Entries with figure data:
[BEGIN]

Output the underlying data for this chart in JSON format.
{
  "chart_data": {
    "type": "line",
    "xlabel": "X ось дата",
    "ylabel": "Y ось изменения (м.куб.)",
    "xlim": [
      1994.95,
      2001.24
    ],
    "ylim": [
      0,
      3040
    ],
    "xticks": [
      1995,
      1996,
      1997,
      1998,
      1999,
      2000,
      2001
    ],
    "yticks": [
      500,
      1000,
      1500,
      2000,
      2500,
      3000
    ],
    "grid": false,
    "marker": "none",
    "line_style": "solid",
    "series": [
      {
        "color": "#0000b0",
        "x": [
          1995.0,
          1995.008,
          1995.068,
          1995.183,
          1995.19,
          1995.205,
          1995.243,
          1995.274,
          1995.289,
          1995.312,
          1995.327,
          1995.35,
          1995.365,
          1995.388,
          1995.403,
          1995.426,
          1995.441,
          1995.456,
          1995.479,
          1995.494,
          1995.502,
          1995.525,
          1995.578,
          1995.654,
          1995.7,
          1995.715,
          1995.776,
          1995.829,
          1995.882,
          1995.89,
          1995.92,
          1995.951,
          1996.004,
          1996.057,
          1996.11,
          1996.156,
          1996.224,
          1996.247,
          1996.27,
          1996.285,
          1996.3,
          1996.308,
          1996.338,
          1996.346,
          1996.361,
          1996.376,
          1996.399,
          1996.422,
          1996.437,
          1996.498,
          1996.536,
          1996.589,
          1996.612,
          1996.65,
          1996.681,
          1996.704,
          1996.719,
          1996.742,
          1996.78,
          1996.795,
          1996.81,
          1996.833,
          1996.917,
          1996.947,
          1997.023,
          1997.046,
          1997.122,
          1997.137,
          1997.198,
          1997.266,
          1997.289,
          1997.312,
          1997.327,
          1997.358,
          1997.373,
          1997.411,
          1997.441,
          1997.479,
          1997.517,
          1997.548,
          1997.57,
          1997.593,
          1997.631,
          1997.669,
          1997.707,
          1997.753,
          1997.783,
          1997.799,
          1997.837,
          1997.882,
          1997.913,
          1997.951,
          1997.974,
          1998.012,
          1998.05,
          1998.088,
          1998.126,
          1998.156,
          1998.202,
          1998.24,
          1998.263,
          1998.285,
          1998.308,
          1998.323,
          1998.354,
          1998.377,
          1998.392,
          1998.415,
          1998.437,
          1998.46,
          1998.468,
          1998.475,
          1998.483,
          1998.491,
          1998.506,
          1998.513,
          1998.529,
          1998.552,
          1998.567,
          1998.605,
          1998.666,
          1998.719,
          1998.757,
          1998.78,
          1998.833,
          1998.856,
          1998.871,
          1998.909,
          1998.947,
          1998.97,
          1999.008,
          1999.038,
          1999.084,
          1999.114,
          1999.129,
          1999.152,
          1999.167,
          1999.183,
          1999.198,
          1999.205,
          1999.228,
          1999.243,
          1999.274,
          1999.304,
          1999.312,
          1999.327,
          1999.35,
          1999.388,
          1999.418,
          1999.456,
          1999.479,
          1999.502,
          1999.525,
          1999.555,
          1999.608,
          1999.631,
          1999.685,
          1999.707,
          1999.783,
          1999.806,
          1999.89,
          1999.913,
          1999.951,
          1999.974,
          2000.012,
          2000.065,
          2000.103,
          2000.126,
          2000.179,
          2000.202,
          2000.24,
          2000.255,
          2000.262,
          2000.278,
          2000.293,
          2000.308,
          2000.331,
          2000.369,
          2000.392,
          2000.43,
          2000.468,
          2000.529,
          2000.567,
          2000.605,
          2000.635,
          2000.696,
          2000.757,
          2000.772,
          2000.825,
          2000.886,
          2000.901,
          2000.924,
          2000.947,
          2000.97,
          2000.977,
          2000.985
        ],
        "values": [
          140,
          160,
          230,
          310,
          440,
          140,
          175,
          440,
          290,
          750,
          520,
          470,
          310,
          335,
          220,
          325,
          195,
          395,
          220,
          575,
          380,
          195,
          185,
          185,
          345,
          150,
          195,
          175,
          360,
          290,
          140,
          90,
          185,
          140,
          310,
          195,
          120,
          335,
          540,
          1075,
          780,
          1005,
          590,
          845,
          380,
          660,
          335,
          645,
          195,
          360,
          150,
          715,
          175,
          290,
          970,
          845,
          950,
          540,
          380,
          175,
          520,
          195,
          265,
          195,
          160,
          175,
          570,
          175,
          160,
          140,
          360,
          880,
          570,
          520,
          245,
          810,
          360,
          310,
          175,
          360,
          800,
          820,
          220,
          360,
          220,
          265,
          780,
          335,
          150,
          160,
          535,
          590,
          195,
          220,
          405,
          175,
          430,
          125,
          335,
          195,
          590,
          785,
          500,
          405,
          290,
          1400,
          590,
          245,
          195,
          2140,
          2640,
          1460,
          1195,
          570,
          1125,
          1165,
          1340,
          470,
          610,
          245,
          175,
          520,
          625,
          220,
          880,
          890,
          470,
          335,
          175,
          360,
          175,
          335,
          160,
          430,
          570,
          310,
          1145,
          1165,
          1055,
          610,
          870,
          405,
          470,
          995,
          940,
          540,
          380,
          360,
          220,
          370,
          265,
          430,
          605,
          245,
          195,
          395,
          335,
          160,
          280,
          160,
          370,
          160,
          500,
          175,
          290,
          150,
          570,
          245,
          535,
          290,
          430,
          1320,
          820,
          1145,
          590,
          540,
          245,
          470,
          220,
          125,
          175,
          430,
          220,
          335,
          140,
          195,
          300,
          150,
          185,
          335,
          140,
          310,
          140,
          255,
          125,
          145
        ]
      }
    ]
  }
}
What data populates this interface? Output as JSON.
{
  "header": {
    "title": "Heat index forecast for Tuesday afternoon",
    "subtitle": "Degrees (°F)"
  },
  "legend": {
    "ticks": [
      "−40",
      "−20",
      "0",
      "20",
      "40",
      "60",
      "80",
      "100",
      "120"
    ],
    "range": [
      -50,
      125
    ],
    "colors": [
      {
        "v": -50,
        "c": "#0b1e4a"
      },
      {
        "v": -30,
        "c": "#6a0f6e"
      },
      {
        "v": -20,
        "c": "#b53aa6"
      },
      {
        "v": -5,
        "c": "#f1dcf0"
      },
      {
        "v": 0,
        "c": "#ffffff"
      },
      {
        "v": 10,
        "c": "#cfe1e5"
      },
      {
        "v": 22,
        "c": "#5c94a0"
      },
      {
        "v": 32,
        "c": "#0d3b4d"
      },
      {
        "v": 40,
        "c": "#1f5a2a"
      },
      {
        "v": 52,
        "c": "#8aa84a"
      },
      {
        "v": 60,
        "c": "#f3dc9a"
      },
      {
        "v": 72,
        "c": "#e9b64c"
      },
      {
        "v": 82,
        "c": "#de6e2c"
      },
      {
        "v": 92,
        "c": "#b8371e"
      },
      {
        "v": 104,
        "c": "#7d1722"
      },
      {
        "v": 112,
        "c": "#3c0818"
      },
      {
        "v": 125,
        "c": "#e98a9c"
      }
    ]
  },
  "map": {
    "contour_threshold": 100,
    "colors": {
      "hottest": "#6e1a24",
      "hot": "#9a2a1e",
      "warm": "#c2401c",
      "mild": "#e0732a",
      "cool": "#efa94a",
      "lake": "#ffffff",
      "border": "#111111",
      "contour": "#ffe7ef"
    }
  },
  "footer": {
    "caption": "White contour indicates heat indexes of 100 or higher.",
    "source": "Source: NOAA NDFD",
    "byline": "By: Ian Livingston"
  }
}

[END]

(Stated problem)
Make an exact copy of every entry.

(Exercise answer)
Output the underlying data for this chart in JSON format.
{
  "chart_data": {
    "type": "line",
    "xlabel": "X ось дата",
    "ylabel": "Y ось изменения (м.куб.)",
    "xlim": [
      1994.95,
      2001.24
    ],
    "ylim": [
      0,
      3040
    ],
    "xticks": [
      1995,
      1996,
      1997,
      1998,
      1999,
      2000,
      2001
    ],
    "yticks": [
      500,
      1000,
      1500,
      2000,
      2500,
      3000
    ],
    "grid": false,
    "marker": "none",
    "line_style": "solid",
    "series": [
      {
        "color": "#0000b0",
        "x": [
          1995.0,
          1995.008,
          1995.068,
          1995.183,
          1995.19,
          1995.205,
          1995.243,
          1995.274,
          1995.289,
          1995.312,
          1995.327,
          1995.35,
          1995.365,
          1995.388,
          1995.403,
          1995.426,
          1995.441,
          1995.456,
          1995.479,
          1995.494,
          1995.502,
          1995.525,
          1995.578,
          1995.654,
          1995.7,
          1995.715,
          1995.776,
          1995.829,
          1995.882,
          1995.89,
          1995.92,
          1995.951,
          1996.004,
          1996.057,
          1996.11,
          1996.156,
          1996.224,
          1996.247,
          1996.27,
          1996.285,
          1996.3,
          1996.308,
          1996.338,
          1996.346,
          1996.361,
          1996.376,
          1996.399,
          1996.422,
          1996.437,
          1996.498,
          1996.536,
          1996.589,
          1996.612,
          1996.65,
          1996.681,
          1996.704,
          1996.719,
          1996.742,
          1996.78,
          1996.795,
          1996.81,
          1996.833,
          1996.917,
          1996.947,
          1997.023,
          1997.046,
          1997.122,
          1997.137,
          1997.198,
          1997.266,
          1997.289,
          1997.312,
          1997.327,
          1997.358,
          1997.373,
          1997.411,
          1997.441,
          1997.479,
          1997.517,
          1997.548,
          1997.57,
          1997.593,
          1997.631,
          1997.669,
          1997.707,
          1997.753,
          1997.783,
          1997.799,
          1997.837,
          1997.882,
          1997.913,
          1997.951,
          1997.974,
          1998.012,
          1998.05,
          1998.088,
          1998.126,
          1998.156,
          1998.202,
          1998.24,
          1998.263,
          1998.285,
          1998.308,
          1998.323,
          1998.354,
          1998.377,
          1998.392,
          1998.415,
          1998.437,
          1998.46,
          1998.468,
          1998.475,
          1998.483,
          1998.491,
          1998.506,
          1998.513,
          1998.529,
          1998.552,
          1998.567,
          1998.605,
          1998.666,
          1998.719,
          1998.757,
          1998.78,
          1998.833,
          1998.856,
          1998.871,
          1998.909,
          1998.947,
          1998.97,
          1999.008,
          1999.038,
          1999.084,
          1999.114,
          1999.129,
          1999.152,
          1999.167,
          1999.183,
          1999.198,
          1999.205,
          1999.228,
          1999.243,
          1999.274,
          1999.304,
          1999.312,
          1999.327,
          1999.35,
          1999.388,
          1999.418,
          1999.456,
          1999.479,
          1999.502,
          1999.525,
          1999.555,
          1999.608,
          1999.631,
          1999.685,
          1999.707,
          1999.783,
          1999.806,
          1999.89,
          1999.913,
          1999.951,
          1999.974,
          2000.012,
          2000.065,
          2000.103,
          2000.126,
          2000.179,
          2000.202,
          2000.24,
          2000.255,
          2000.262,
          2000.278,
          2000.293,
          2000.308,
          2000.331,
          2000.369,
          2000.392,
          2000.43,
          2000.468,
          2000.529,
          2000.567,
          2000.605,
          2000.635,
          2000.696,
          2000.757,
          2000.772,
          2000.825,
          2000.886,
          2000.901,
          2000.924,
          2000.947,
          2000.97,
          2000.977,
          2000.985
        ],
        "values": [
          140,
          160,
          230,
          310,
          440,
          140,
          175,
          440,
          290,
          750,
          520,
          470,
          310,
          335,
          220,
          325,
          195,
          395,
          220,
          575,
          380,
          195,
          185,
          185,
          345,
          150,
          195,
          175,
          360,
          290,
          140,
          90,
          185,
          140,
          310,
          195,
          120,
          335,
          540,
          1075,
          780,
          1005,
          590,
          845,
          380,
          660,
          335,
          645,
          195,
          360,
          150,
          715,
          175,
          290,
          970,
          845,
          950,
          540,
          380,
          175,
          520,
          195,
          265,
          195,
          160,
          175,
          570,
          175,
          160,
          140,
          360,
          880,
          570,
          520,
          245,
          810,
          360,
          310,
          175,
          360,
          800,
          820,
          220,
          360,
          220,
          265,
          780,
          335,
          150,
          160,
          535,
          590,
          195,
          220,
          405,
          175,
          430,
          125,
          335,
          195,
          590,
          785,
          500,
          405,
          290,
          1400,
          590,
          245,
          195,
          2140,
          2640,
          1460,
          1195,
          570,
          1125,
          1165,
          1340,
          470,
          610,
          245,
          175,
          520,
          625,
          220,
          880,
          890,
          470,
          335,
          175,
          360,
          175,
          335,
          160,
          430,
          570,
          310,
          1145,
          1165,
          1055,
          610,
          870,
          405,
          470,
          995,
          940,
          540,
          380,
          360,
          220,
          370,
          265,
          430,
          605,
          245,
          195,
          395,
          335,
          160,
          280,
          160,
          370,
          160,
          500,
          175,
          290,
          150,
          570,
          245,
          535,
          290,
          430,
          1320,
          820,
          1145,
          590,
          540,
          245,
          470,
          220,
          125,
          175,
          430,
          220,
          335,
          140,
          195,
          300,
          150,
          185,
          335,
          140,
          310,
          140,
          255,
          125,
          145
        ]
      }
    ]
  }
}
What data populates this interface? Output as JSON.
{
  "header": {
    "title": "Heat index forecast for Tuesday afternoon",
    "subtitle": "Degrees (°F)"
  },
  "legend": {
    "ticks": [
      "−40",
      "−20",
      "0",
      "20",
      "40",
      "60",
      "80",
      "100",
      "120"
    ],
    "range": [
      -50,
      125
    ],
    "colors": [
      {
        "v": -50,
        "c": "#0b1e4a"
      },
      {
        "v": -30,
        "c": "#6a0f6e"
      },
      {
        "v": -20,
        "c": "#b53aa6"
      },
      {
        "v": -5,
        "c": "#f1dcf0"
      },
      {
        "v": 0,
        "c": "#ffffff"
      },
      {
        "v": 10,
        "c": "#cfe1e5"
      },
      {
        "v": 22,
        "c": "#5c94a0"
      },
      {
        "v": 32,
        "c": "#0d3b4d"
      },
      {
        "v": 40,
        "c": "#1f5a2a"
      },
      {
        "v": 52,
        "c": "#8aa84a"
      },
      {
        "v": 60,
        "c": "#f3dc9a"
      },
      {
        "v": 72,
        "c": "#e9b64c"
      },
      {
        "v": 82,
        "c": "#de6e2c"
      },
      {
        "v": 92,
        "c": "#b8371e"
      },
      {
        "v": 104,
        "c": "#7d1722"
      },
      {
        "v": 112,
        "c": "#3c0818"
      },
      {
        "v": 125,
        "c": "#e98a9c"
      }
    ]
  },
  "map": {
    "contour_threshold": 100,
    "colors": {
      "hottest": "#6e1a24",
      "hot": "#9a2a1e",
      "warm": "#c2401c",
      "mild": "#e0732a",
      "cool": "#efa94a",
      "lake": "#ffffff",
      "border": "#111111",
      "contour": "#ffe7ef"
    }
  },
  "footer": {
    "caption": "White contour indicates heat indexes of 100 or higher.",
    "source": "Source: NOAA NDFD",
    "byline": "By: Ian Livingston"
  }
}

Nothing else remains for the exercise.